Locate the word "杉本キクエ" in the data below, then copy every line that holds it.

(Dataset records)
◆ ◆ ◆ ◆

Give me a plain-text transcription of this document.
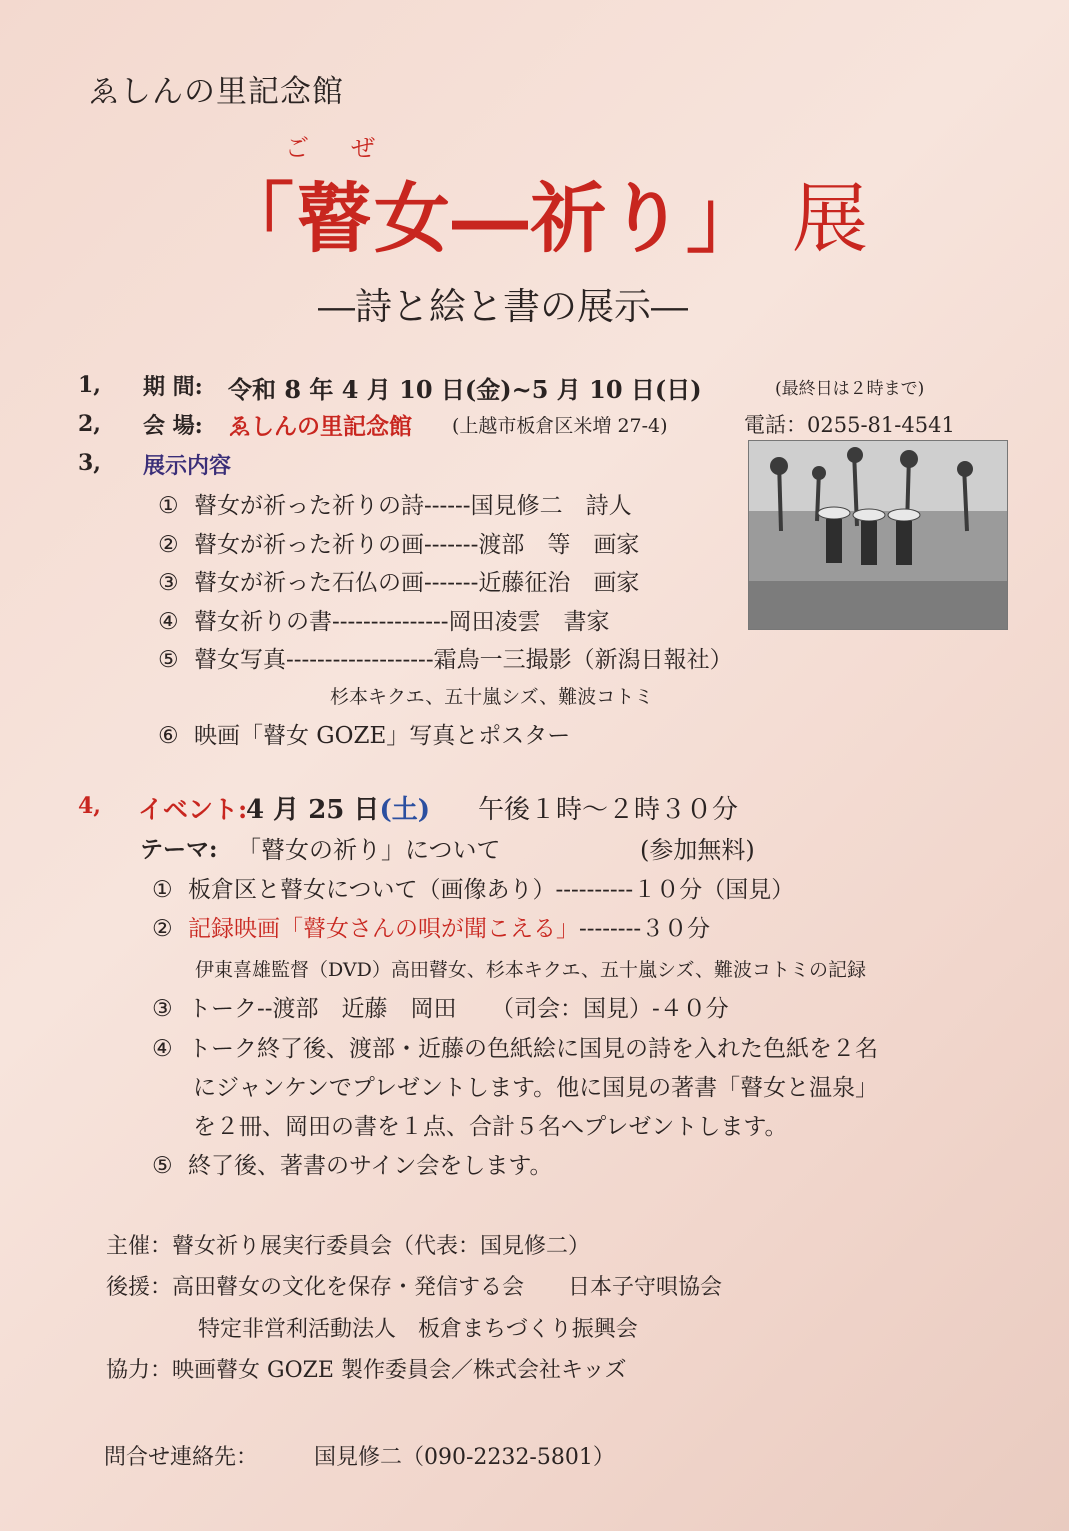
ゑしんの里記念館
ごぜ
「瞽女―祈り」 展
―詩と絵と書の展示―
1, 期 間: 令和 8 年 4 月 10 日(金)~5 月 10 日(日)	(最終日は２時まで)
2, 会 場: ゑしんの里記念館 (上越市板倉区米増 27-4)	電話：0255-81-4541
3, 展示内容
① 瞽女が祈った祈りの詩------国見修二　詩人
② 瞽女が祈った祈りの画-------渡部　等　画家
③ 瞽女が祈った石仏の画-------近藤征治　画家
④ 瞽女祈りの書---------------岡田凌雲　書家
⑤ 瞽女写真-------------------霜鳥一三撮影（新潟日報社）
杉本キクエ、五十嵐シズ、難波コトミ
⑥ 映画「瞽女 GOZE」写真とポスター
4, イベント:
4 月 25 日(土) 午後１時～２時３０分
テーマ: 「瞽女の祈り」について	(参加無料)
① 板倉区と瞽女について（画像あり）----------１０分（国見）
② 記録映画「瞽女さんの唄が聞こえる」--------３０分
伊東喜雄監督（DVD）高田瞽女、杉本キクエ、五十嵐シズ、難波コトミの記録
③ トーク--渡部　近藤　岡田　　（司会：国見）-４０分
④ トーク終了後、渡部・近藤の色紙絵に国見の詩を入れた色紙を２名
にジャンケンでプレゼントします。他に国見の著書「瞽女と温泉」
を２冊、岡田の書を１点、合計５名へプレゼントします。
⑤ 終了後、著書のサイン会をします。
主催：瞽女祈り展実行委員会（代表：国見修二）
後援：高田瞽女の文化を保存・発信する会　　日本子守唄協会
特定非営利活動法人　板倉まちづくり振興会
協力：映画瞽女 GOZE 製作委員会／株式会社キッズ
問合せ連絡先：	国見修二（090-2232-5801）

◆ ◆ ◆ ◆

▶ **Problem solution**:
杉本キクエ、五十嵐シズ、難波コトミ
伊東喜雄監督（DVD）高田瞽女、杉本キクエ、五十嵐シズ、難波コトミの記録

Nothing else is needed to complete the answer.